§ **DATA SUPPLIED**
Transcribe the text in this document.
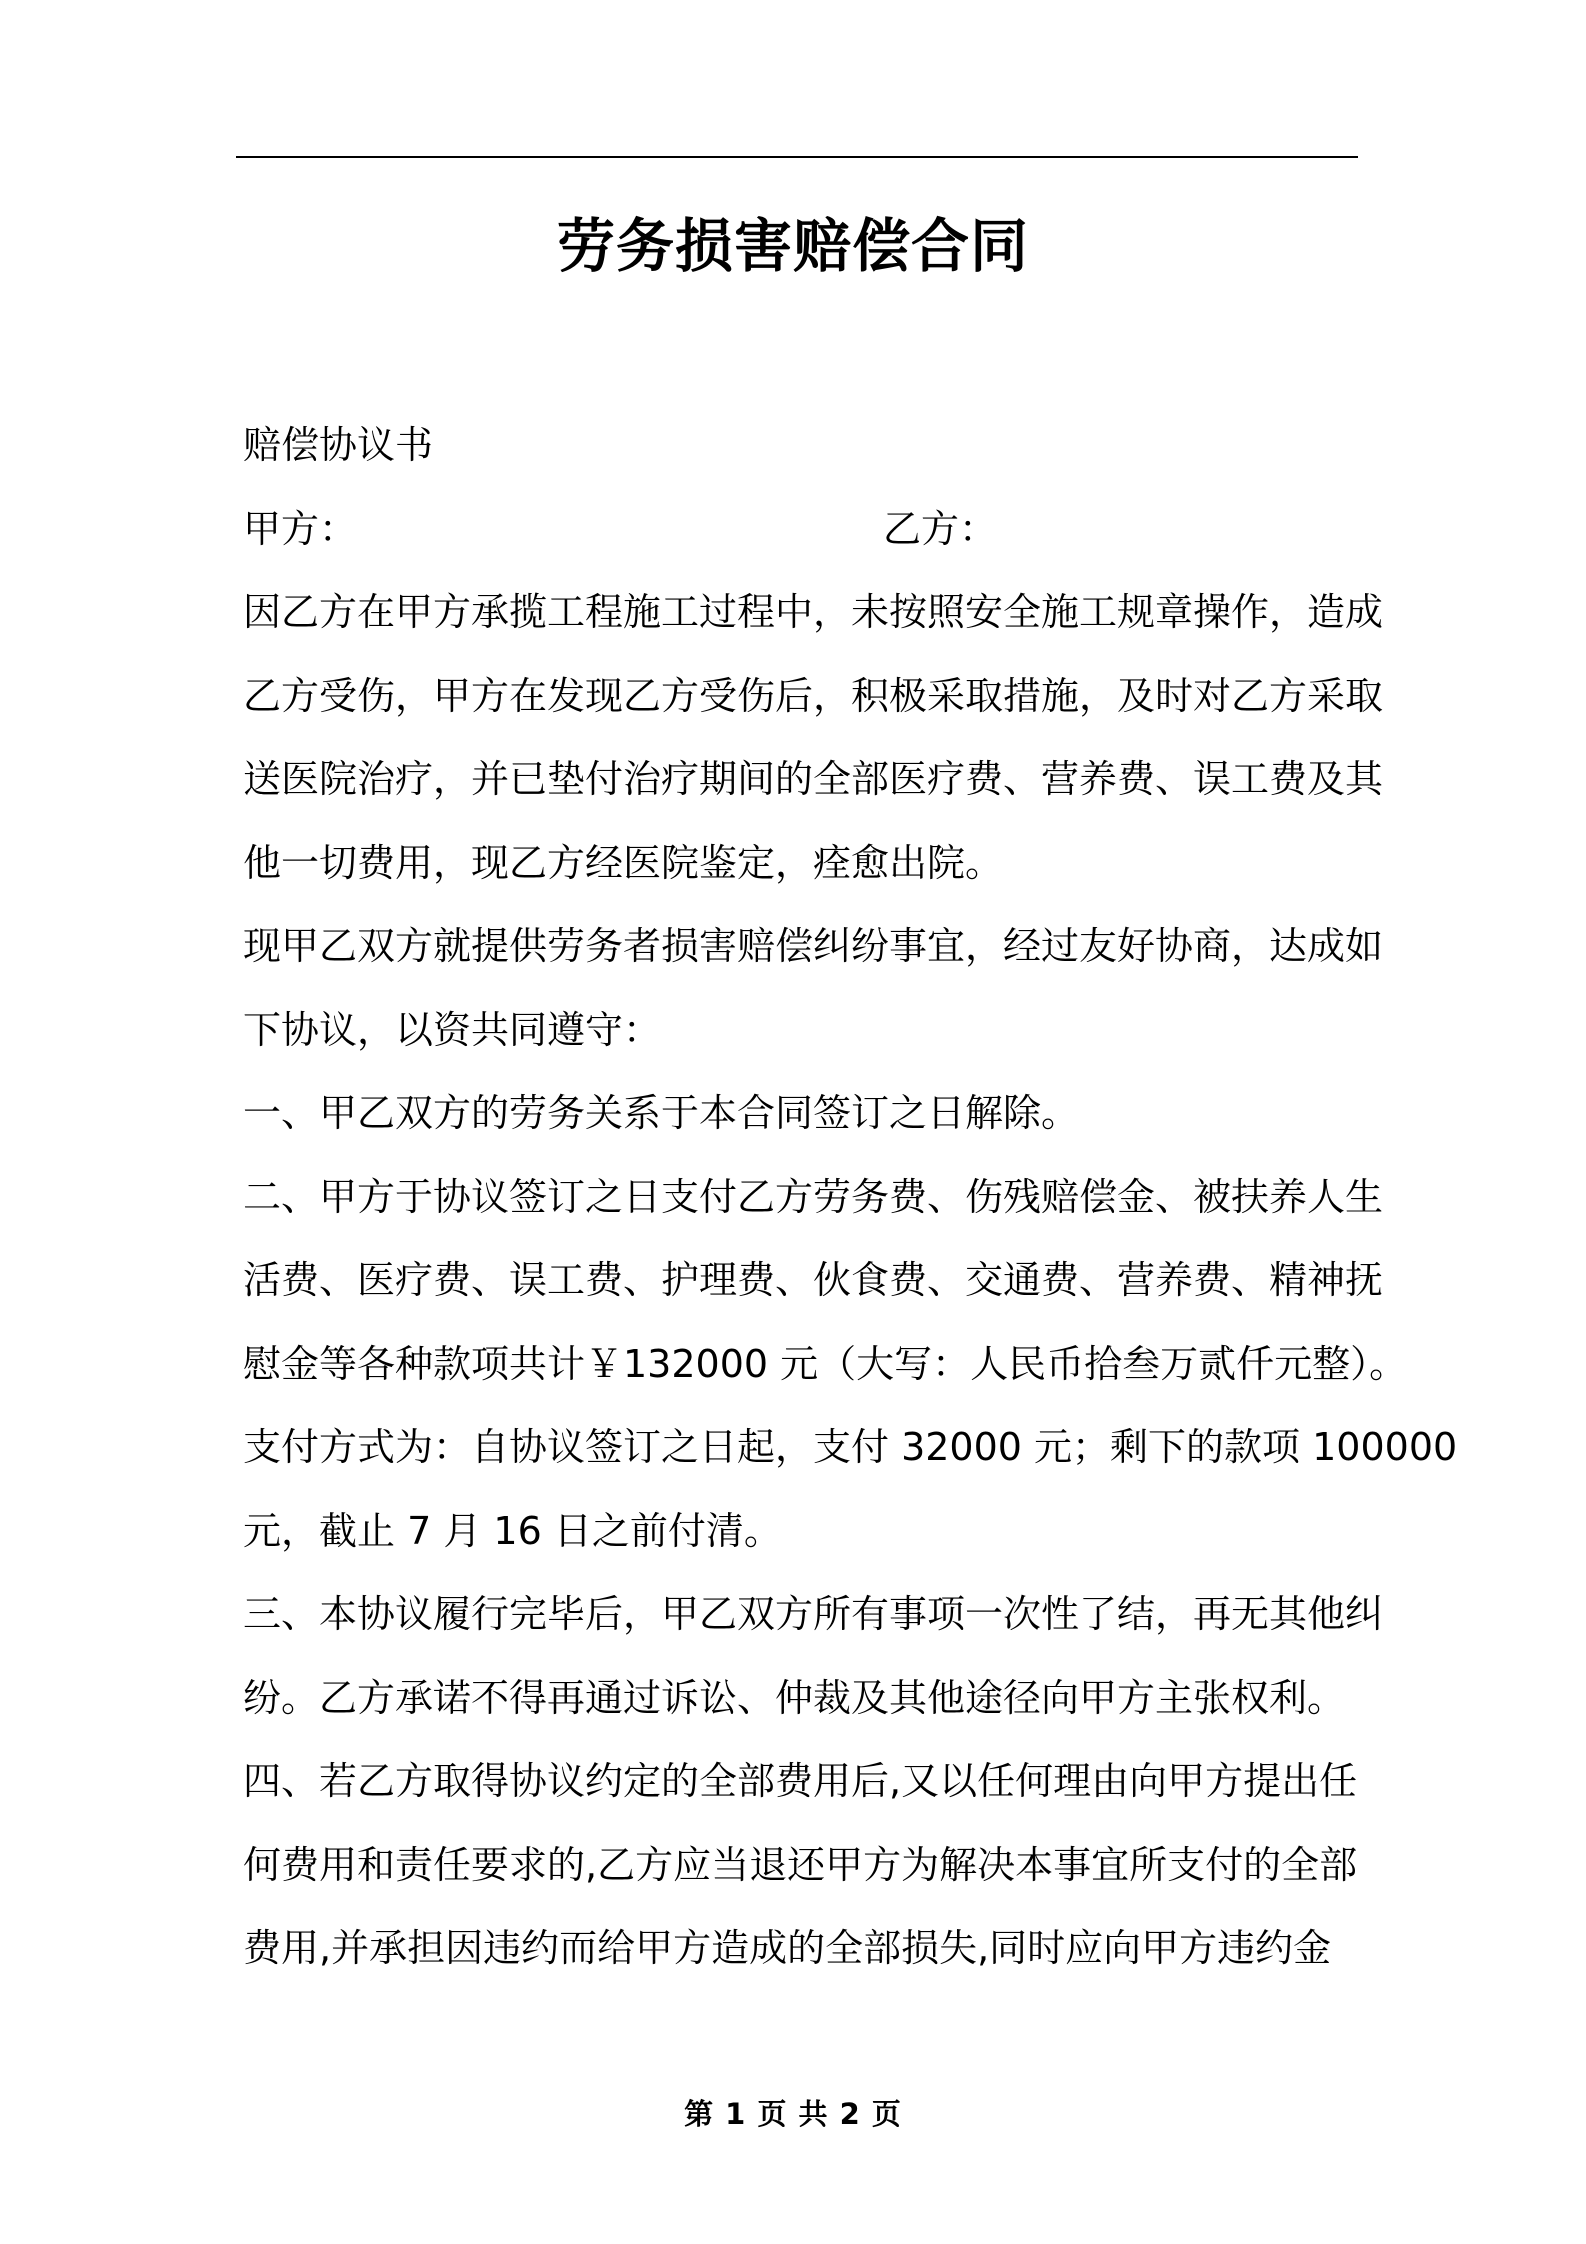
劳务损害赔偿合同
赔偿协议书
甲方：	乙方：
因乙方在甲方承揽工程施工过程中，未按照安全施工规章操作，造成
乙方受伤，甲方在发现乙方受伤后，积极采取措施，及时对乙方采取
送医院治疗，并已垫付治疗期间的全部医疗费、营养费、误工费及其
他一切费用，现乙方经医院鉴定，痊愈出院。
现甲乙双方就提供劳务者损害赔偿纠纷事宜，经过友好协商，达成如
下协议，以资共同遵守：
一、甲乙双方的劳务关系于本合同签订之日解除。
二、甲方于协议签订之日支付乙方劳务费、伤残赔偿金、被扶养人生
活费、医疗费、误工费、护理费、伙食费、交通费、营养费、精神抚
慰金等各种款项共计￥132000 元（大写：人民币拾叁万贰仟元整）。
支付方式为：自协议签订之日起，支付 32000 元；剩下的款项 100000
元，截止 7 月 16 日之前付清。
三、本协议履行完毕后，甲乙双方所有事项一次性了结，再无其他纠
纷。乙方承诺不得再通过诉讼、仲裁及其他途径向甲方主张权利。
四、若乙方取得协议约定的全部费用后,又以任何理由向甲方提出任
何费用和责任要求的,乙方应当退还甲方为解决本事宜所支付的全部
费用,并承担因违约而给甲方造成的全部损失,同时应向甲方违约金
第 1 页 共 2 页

§ **DIRECTION**
Give all the entries again exactly, dropping each picture.

§ **TASK ANSWER**
Transcribe the text in this document.
劳务损害赔偿合同
赔偿协议书
甲方：	乙方：
因乙方在甲方承揽工程施工过程中，未按照安全施工规章操作，造成
乙方受伤，甲方在发现乙方受伤后，积极采取措施，及时对乙方采取
送医院治疗，并已垫付治疗期间的全部医疗费、营养费、误工费及其
他一切费用，现乙方经医院鉴定，痊愈出院。
现甲乙双方就提供劳务者损害赔偿纠纷事宜，经过友好协商，达成如
下协议，以资共同遵守：
一、甲乙双方的劳务关系于本合同签订之日解除。
二、甲方于协议签订之日支付乙方劳务费、伤残赔偿金、被扶养人生
活费、医疗费、误工费、护理费、伙食费、交通费、营养费、精神抚
慰金等各种款项共计￥132000 元（大写：人民币拾叁万贰仟元整）。
支付方式为：自协议签订之日起，支付 32000 元；剩下的款项 100000
元，截止 7 月 16 日之前付清。
三、本协议履行完毕后，甲乙双方所有事项一次性了结，再无其他纠
纷。乙方承诺不得再通过诉讼、仲裁及其他途径向甲方主张权利。
四、若乙方取得协议约定的全部费用后,又以任何理由向甲方提出任
何费用和责任要求的,乙方应当退还甲方为解决本事宜所支付的全部
费用,并承担因违约而给甲方造成的全部损失,同时应向甲方违约金
第 1 页 共 2 页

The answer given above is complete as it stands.